Text under study:
<<<<

Sun GlassFish Message Queue 4.4 Administration Guide

JDBC-Based Persistence Properties

The full set of properties for configuring a broker to use a JDBC database are listed in Table 17–7. You can specify these properties either in the instance configuration file (config.properties) of each broker instance or by using the -D command line option to the Broker utility (imqbrokerd) or the Database Manager utility (imqdbmgr).

In practice, however, JDBC properties are preconfigured by default, depending on the database vendor being used for the data store. The property values are set in the default.properties file, and only need to be explicitly set if you are overriding the default values. In general, you only need to set the following properties:


Example 8–1 Broker Properties for MySQL Database


imq.persist.store=jdbc
imq.persist.jdbc.dbVendor=mysql
imq.persist.jdbc.mysql.user=userName
imq.persist.jdbc.mysql.password=password
imq.persist.jdbc.mysql.property.url=jdbc:mysql://hostName:port/dataBase

If you expect to have messages that are larger than 1 MB, configure MySQL's max_allowed_packet variable accordingly when starting the database. For more information see Appendix B of the MySQL 5.0 Reference Manual.



Example 8–2 Broker Properties for HADB Database


imq.persist.store=jdbc
imq.persist.jdbc.dbVendor=hadb
imq.persist.jdbc.hadb.user=userName
imq.persist.jdbc.hadb.password=password
imq.persist.jdbc.hadb.property.serverlist=hostName:port,hostName:port,...

>>>>

(Records from a collection)
<<<<

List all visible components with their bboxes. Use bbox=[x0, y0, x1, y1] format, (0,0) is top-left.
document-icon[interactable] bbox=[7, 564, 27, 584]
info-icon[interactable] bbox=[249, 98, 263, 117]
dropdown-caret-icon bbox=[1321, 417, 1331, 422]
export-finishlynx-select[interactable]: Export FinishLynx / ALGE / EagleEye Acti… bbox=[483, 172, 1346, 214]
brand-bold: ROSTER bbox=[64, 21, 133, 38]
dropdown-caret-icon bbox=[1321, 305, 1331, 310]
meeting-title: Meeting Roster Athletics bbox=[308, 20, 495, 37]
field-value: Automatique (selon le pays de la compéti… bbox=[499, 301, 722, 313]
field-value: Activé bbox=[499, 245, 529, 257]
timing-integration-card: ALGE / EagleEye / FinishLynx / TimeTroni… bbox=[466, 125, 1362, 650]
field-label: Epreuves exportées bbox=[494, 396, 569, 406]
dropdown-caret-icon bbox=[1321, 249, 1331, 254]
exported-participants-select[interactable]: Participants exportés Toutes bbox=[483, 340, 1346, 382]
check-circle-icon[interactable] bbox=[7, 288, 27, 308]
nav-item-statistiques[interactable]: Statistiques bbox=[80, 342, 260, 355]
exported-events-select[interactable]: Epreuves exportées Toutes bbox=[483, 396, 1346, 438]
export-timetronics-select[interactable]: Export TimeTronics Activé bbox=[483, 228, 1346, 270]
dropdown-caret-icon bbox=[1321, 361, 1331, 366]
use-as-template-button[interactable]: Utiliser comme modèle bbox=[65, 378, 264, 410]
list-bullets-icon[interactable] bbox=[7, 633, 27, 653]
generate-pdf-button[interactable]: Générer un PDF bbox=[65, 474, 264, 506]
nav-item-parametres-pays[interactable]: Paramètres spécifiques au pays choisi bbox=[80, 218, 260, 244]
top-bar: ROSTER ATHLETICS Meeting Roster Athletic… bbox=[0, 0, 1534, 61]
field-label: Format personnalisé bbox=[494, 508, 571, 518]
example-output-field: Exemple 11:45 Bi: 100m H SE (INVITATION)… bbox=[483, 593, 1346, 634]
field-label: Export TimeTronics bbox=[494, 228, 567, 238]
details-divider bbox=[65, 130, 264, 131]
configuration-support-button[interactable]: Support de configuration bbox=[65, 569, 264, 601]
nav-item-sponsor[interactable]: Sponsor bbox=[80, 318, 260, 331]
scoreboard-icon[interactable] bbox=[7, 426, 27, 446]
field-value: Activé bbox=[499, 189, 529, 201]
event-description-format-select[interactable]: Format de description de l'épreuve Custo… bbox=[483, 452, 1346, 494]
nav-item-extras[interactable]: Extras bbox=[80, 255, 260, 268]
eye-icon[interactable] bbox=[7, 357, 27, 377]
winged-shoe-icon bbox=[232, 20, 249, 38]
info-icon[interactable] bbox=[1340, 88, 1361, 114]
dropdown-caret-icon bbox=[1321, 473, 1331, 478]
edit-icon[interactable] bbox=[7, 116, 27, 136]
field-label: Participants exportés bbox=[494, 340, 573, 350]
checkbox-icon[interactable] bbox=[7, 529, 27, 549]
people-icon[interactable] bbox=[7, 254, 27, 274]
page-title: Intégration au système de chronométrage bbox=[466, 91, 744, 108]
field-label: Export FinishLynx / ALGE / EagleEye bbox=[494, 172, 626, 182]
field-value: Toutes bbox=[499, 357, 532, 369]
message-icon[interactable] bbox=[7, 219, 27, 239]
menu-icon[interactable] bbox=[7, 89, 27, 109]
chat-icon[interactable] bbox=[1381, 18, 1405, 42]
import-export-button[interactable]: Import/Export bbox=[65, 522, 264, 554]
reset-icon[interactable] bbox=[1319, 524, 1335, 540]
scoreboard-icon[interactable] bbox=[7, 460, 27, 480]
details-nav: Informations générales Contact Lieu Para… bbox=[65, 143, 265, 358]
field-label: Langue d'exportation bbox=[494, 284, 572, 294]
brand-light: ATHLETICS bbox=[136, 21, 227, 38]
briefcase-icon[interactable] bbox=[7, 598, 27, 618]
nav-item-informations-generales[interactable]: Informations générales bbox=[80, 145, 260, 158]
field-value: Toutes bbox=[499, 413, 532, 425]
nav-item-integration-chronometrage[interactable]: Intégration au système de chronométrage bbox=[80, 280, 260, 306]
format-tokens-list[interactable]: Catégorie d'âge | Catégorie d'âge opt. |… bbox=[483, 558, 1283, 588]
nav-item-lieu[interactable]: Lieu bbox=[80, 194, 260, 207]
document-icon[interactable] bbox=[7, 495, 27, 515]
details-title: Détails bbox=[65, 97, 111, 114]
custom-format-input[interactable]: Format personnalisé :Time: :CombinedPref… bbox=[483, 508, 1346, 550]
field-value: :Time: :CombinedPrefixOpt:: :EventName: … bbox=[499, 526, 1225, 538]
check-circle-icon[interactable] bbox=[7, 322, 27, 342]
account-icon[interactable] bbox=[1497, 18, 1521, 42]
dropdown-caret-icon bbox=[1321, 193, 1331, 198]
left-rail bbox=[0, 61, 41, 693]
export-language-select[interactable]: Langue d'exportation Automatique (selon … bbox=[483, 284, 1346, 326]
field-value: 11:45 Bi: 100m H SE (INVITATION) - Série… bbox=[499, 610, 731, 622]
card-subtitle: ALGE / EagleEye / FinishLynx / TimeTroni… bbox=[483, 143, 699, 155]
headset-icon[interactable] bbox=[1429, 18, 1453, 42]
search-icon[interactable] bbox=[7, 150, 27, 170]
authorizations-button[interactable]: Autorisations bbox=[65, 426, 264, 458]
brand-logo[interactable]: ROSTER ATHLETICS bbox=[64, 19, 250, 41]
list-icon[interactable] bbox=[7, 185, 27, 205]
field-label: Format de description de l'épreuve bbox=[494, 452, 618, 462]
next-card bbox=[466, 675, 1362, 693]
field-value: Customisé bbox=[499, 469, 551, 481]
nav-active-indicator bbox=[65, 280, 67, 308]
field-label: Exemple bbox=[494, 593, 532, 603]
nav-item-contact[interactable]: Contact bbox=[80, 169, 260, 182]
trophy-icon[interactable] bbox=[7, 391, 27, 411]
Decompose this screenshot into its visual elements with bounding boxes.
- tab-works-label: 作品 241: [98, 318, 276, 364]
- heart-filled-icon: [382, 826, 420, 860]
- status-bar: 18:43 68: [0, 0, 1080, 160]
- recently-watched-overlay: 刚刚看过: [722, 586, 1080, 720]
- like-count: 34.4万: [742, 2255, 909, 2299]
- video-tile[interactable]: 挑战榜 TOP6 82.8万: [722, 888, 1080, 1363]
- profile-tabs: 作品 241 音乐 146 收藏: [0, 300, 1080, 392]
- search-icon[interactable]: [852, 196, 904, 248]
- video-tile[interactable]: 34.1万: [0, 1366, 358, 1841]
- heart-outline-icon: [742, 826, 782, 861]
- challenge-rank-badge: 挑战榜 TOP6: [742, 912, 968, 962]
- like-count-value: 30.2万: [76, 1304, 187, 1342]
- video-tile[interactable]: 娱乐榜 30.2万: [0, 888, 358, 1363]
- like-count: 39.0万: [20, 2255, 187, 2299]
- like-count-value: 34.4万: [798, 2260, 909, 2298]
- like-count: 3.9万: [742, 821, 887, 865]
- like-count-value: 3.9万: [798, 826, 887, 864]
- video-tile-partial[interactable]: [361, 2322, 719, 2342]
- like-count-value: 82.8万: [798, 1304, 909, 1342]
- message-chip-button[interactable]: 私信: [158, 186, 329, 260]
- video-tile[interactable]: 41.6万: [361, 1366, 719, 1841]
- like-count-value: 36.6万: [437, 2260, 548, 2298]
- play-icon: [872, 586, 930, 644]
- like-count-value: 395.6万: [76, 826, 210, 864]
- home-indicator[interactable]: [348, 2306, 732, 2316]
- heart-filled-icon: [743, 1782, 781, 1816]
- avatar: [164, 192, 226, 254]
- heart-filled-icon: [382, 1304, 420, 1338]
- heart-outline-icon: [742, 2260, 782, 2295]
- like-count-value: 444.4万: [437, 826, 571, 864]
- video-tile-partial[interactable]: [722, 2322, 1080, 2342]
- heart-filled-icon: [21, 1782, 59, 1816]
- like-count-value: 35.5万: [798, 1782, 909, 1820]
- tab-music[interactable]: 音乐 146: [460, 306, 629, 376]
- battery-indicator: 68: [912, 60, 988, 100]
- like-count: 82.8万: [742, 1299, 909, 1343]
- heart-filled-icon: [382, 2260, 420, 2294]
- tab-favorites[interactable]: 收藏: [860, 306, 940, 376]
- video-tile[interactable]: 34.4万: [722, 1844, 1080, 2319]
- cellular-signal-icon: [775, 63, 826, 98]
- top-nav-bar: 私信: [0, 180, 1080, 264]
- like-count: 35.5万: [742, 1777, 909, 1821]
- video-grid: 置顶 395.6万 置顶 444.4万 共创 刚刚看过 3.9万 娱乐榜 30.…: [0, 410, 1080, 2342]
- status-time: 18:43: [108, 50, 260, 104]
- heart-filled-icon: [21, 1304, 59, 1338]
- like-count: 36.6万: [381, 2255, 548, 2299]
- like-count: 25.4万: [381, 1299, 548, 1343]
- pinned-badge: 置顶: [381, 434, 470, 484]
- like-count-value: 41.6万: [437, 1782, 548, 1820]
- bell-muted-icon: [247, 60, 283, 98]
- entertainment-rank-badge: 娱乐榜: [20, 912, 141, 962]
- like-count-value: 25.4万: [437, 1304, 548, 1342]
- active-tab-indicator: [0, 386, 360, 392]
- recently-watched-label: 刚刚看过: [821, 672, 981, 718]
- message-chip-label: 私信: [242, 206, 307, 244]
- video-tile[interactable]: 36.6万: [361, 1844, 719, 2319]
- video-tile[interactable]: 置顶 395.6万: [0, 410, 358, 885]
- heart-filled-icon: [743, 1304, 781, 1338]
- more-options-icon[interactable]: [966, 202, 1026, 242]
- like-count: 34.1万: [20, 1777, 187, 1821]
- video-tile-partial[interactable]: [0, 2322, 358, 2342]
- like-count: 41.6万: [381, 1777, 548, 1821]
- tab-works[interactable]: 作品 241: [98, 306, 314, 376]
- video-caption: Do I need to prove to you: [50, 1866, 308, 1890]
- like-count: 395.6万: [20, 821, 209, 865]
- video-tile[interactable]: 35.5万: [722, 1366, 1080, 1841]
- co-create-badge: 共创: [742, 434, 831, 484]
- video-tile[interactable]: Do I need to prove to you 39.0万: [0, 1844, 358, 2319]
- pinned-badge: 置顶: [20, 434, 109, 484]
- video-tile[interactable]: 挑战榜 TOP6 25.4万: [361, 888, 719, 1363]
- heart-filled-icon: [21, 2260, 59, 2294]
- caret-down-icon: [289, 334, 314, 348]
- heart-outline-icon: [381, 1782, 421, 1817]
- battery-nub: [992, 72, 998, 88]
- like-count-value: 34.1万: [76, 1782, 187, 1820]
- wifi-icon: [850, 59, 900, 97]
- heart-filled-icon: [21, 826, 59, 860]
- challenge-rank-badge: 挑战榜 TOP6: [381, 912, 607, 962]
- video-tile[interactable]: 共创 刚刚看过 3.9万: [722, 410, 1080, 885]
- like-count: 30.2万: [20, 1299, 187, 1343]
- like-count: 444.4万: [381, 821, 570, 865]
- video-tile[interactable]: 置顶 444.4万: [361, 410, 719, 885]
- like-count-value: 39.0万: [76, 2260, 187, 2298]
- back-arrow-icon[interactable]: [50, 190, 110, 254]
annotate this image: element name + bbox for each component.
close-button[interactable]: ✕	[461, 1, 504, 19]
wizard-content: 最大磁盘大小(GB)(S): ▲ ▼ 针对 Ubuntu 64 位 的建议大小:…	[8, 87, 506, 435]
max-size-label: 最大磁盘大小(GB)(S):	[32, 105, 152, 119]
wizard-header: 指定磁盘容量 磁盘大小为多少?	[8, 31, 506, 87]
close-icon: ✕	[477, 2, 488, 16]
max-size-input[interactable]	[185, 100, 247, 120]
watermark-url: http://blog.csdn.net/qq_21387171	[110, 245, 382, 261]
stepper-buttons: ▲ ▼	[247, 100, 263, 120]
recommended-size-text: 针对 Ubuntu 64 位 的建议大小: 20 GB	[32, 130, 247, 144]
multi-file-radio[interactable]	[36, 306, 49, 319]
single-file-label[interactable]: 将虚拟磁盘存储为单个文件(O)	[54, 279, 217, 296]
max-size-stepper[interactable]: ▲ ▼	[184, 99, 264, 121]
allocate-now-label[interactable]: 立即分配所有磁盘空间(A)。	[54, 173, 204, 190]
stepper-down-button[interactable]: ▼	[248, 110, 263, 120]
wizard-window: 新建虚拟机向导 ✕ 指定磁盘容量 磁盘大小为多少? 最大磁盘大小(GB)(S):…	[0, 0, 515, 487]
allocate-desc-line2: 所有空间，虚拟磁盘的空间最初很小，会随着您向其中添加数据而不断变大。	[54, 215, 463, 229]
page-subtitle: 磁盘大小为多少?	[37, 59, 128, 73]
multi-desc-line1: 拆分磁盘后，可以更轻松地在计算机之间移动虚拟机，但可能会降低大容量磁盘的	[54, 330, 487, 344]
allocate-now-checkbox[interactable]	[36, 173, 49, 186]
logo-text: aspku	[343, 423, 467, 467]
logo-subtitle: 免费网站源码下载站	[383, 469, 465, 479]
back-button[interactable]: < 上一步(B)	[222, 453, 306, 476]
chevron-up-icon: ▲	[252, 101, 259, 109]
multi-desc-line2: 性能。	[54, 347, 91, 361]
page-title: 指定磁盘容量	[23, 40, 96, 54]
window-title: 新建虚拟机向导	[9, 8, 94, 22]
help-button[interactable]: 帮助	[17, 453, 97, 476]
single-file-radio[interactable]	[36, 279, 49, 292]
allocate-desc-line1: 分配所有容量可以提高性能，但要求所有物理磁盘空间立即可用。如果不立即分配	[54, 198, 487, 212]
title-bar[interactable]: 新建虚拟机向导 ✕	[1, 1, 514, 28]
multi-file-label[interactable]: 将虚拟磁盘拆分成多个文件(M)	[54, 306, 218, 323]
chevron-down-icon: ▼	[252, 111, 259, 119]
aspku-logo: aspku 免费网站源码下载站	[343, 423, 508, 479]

>>>>

Exercise objective: According to the text on JDBC-based persistence properties, which file holds the preconfigured default values for the JDBC properties?

Exercise response: The default.properties file.